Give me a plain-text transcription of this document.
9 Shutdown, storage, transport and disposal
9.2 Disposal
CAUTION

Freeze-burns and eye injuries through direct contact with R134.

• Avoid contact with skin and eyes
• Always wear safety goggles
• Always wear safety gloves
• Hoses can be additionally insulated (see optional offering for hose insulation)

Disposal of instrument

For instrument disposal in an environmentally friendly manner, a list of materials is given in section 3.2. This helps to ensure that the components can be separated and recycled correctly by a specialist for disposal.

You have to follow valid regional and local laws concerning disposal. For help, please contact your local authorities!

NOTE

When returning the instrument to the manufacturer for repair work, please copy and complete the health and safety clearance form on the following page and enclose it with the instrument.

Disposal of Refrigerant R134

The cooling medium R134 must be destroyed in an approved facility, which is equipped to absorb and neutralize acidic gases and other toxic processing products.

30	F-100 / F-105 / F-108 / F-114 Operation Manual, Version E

- **Exercise goal**:
Within the listing above, find every line containing the string "instrument" and return it.

- **Exercise output**:
Disposal of instrument
For instrument disposal in an environmentally friendly manner, a list of materials is given in section 3.2. This helps to ensure that the components can be separated and recycled correctly by a specialist for disposal.
When returning the instrument to the manufacturer for repair work, please copy and complete the health and safety clearance form on the following page and enclose it with the instrument.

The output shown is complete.